BEGIN Material provided

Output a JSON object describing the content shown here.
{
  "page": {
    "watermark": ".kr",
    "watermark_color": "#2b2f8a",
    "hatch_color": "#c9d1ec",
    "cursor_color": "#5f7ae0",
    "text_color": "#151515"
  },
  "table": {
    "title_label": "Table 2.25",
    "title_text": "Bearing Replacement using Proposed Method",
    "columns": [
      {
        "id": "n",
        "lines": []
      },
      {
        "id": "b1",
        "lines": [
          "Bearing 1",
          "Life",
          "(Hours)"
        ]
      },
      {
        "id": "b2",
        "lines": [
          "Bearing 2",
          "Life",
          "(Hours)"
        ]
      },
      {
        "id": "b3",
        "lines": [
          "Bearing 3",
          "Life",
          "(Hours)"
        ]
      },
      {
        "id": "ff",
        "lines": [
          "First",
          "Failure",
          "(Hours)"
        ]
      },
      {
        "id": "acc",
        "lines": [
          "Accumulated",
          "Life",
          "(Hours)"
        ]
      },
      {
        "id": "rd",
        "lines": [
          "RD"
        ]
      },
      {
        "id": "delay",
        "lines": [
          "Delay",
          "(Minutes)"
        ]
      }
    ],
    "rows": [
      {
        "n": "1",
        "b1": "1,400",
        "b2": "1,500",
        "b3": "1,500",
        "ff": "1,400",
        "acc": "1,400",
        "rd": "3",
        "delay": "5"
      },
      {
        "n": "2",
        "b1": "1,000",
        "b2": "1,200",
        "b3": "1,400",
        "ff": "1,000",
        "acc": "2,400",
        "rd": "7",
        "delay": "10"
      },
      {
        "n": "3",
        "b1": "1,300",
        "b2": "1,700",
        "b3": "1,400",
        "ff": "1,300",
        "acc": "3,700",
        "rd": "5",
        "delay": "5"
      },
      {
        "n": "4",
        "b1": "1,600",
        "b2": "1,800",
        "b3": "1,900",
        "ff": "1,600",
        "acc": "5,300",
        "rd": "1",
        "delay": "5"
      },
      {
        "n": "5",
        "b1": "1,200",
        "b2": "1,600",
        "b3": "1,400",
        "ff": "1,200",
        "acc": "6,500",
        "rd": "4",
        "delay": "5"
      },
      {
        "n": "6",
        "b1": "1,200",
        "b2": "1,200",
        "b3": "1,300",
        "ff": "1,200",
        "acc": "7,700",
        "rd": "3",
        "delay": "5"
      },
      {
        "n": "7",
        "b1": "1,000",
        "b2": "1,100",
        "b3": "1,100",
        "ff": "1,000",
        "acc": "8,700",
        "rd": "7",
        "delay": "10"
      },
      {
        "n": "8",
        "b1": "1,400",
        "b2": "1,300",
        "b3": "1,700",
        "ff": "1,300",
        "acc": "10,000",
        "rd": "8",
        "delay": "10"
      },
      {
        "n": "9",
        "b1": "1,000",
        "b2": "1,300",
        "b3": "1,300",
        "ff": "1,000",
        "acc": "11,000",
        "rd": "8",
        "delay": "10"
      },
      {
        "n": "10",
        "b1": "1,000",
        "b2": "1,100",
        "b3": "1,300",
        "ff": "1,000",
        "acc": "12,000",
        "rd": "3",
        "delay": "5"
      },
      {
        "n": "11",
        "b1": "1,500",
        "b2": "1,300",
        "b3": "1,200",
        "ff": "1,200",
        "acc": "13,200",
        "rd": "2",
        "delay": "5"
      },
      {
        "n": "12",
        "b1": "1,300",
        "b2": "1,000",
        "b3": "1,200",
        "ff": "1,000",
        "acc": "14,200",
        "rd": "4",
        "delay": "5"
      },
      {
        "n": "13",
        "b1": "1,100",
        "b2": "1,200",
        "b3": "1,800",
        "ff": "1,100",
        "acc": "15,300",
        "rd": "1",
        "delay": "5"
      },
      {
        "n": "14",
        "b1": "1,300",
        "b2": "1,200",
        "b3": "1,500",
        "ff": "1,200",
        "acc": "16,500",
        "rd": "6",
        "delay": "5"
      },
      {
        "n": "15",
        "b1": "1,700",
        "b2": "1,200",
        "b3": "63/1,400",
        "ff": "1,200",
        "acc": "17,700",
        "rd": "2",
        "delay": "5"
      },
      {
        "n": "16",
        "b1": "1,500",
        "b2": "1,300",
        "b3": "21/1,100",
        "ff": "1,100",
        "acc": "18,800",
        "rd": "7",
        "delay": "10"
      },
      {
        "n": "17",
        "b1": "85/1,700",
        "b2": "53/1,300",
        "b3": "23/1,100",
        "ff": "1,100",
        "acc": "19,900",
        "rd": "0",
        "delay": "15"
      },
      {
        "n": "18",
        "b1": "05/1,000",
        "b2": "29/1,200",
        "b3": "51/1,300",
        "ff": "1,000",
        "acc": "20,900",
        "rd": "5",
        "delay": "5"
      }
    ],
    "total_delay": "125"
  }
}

END Material provided

Task to complete ▸
Exact output of every entry is required.

Response ▸
Output a JSON object describing the content shown here.
{
  "page": {
    "watermark": ".kr",
    "watermark_color": "#2b2f8a",
    "hatch_color": "#c9d1ec",
    "cursor_color": "#5f7ae0",
    "text_color": "#151515"
  },
  "table": {
    "title_label": "Table 2.25",
    "title_text": "Bearing Replacement using Proposed Method",
    "columns": [
      {
        "id": "n",
        "lines": []
      },
      {
        "id": "b1",
        "lines": [
          "Bearing 1",
          "Life",
          "(Hours)"
        ]
      },
      {
        "id": "b2",
        "lines": [
          "Bearing 2",
          "Life",
          "(Hours)"
        ]
      },
      {
        "id": "b3",
        "lines": [
          "Bearing 3",
          "Life",
          "(Hours)"
        ]
      },
      {
        "id": "ff",
        "lines": [
          "First",
          "Failure",
          "(Hours)"
        ]
      },
      {
        "id": "acc",
        "lines": [
          "Accumulated",
          "Life",
          "(Hours)"
        ]
      },
      {
        "id": "rd",
        "lines": [
          "RD"
        ]
      },
      {
        "id": "delay",
        "lines": [
          "Delay",
          "(Minutes)"
        ]
      }
    ],
    "rows": [
      {
        "n": "1",
        "b1": "1,400",
        "b2": "1,500",
        "b3": "1,500",
        "ff": "1,400",
        "acc": "1,400",
        "rd": "3",
        "delay": "5"
      },
      {
        "n": "2",
        "b1": "1,000",
        "b2": "1,200",
        "b3": "1,400",
        "ff": "1,000",
        "acc": "2,400",
        "rd": "7",
        "delay": "10"
      },
      {
        "n": "3",
        "b1": "1,300",
        "b2": "1,700",
        "b3": "1,400",
        "ff": "1,300",
        "acc": "3,700",
        "rd": "5",
        "delay": "5"
      },
      {
        "n": "4",
        "b1": "1,600",
        "b2": "1,800",
        "b3": "1,900",
        "ff": "1,600",
        "acc": "5,300",
        "rd": "1",
        "delay": "5"
      },
      {
        "n": "5",
        "b1": "1,200",
        "b2": "1,600",
        "b3": "1,400",
        "ff": "1,200",
        "acc": "6,500",
        "rd": "4",
        "delay": "5"
      },
      {
        "n": "6",
        "b1": "1,200",
        "b2": "1,200",
        "b3": "1,300",
        "ff": "1,200",
        "acc": "7,700",
        "rd": "3",
        "delay": "5"
      },
      {
        "n": "7",
        "b1": "1,000",
        "b2": "1,100",
        "b3": "1,100",
        "ff": "1,000",
        "acc": "8,700",
        "rd": "7",
        "delay": "10"
      },
      {
        "n": "8",
        "b1": "1,400",
        "b2": "1,300",
        "b3": "1,700",
        "ff": "1,300",
        "acc": "10,000",
        "rd": "8",
        "delay": "10"
      },
      {
        "n": "9",
        "b1": "1,000",
        "b2": "1,300",
        "b3": "1,300",
        "ff": "1,000",
        "acc": "11,000",
        "rd": "8",
        "delay": "10"
      },
      {
        "n": "10",
        "b1": "1,000",
        "b2": "1,100",
        "b3": "1,300",
        "ff": "1,000",
        "acc": "12,000",
        "rd": "3",
        "delay": "5"
      },
      {
        "n": "11",
        "b1": "1,500",
        "b2": "1,300",
        "b3": "1,200",
        "ff": "1,200",
        "acc": "13,200",
        "rd": "2",
        "delay": "5"
      },
      {
        "n": "12",
        "b1": "1,300",
        "b2": "1,000",
        "b3": "1,200",
        "ff": "1,000",
        "acc": "14,200",
        "rd": "4",
        "delay": "5"
      },
      {
        "n": "13",
        "b1": "1,100",
        "b2": "1,200",
        "b3": "1,800",
        "ff": "1,100",
        "acc": "15,300",
        "rd": "1",
        "delay": "5"
      },
      {
        "n": "14",
        "b1": "1,300",
        "b2": "1,200",
        "b3": "1,500",
        "ff": "1,200",
        "acc": "16,500",
        "rd": "6",
        "delay": "5"
      },
      {
        "n": "15",
        "b1": "1,700",
        "b2": "1,200",
        "b3": "63/1,400",
        "ff": "1,200",
        "acc": "17,700",
        "rd": "2",
        "delay": "5"
      },
      {
        "n": "16",
        "b1": "1,500",
        "b2": "1,300",
        "b3": "21/1,100",
        "ff": "1,100",
        "acc": "18,800",
        "rd": "7",
        "delay": "10"
      },
      {
        "n": "17",
        "b1": "85/1,700",
        "b2": "53/1,300",
        "b3": "23/1,100",
        "ff": "1,100",
        "acc": "19,900",
        "rd": "0",
        "delay": "15"
      },
      {
        "n": "18",
        "b1": "05/1,000",
        "b2": "29/1,200",
        "b3": "51/1,300",
        "ff": "1,000",
        "acc": "20,900",
        "rd": "5",
        "delay": "5"
      }
    ],
    "total_delay": "125"
  }
}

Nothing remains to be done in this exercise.